→ PROVIDED INFORMATION

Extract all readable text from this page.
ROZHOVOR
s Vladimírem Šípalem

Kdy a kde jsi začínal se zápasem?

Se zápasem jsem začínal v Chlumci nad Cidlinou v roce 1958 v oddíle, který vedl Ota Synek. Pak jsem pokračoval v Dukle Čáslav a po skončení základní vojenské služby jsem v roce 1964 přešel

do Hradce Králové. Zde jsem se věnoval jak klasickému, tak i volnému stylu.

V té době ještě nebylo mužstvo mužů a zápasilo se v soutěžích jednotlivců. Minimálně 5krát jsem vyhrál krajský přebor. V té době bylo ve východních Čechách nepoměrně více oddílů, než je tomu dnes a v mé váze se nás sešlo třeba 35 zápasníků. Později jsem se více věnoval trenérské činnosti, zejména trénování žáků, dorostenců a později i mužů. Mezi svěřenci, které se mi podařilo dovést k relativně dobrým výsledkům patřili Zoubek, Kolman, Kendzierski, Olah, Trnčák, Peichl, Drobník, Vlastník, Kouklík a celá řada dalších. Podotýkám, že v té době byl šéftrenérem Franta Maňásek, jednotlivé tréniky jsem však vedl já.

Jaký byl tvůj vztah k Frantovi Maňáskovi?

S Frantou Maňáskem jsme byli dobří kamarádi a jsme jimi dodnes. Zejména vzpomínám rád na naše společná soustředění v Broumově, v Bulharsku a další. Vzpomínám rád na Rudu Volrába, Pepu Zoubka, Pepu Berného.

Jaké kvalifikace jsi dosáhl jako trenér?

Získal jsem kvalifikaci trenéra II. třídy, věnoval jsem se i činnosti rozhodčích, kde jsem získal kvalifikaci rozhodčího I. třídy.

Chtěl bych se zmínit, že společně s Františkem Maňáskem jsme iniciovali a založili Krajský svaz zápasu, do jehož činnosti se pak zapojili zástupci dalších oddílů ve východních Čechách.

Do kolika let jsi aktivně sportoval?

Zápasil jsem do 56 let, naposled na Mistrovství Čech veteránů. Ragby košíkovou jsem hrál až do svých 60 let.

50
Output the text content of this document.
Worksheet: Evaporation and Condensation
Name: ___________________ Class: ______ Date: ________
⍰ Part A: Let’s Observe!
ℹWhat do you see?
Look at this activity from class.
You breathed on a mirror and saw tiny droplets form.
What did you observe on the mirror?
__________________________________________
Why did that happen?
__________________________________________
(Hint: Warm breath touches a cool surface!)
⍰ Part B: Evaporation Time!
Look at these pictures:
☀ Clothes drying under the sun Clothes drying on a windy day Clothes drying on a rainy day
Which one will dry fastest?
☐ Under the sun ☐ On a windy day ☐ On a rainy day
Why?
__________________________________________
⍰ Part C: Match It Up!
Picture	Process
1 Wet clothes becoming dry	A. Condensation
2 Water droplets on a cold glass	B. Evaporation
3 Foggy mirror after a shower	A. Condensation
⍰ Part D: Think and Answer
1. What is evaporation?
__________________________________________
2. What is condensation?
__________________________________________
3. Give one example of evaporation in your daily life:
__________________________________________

→ WHAT TO DO
The word "dalších" appears in how many lines of the records? Give the number only.

→ ANSWER TO THE PROBLEM
2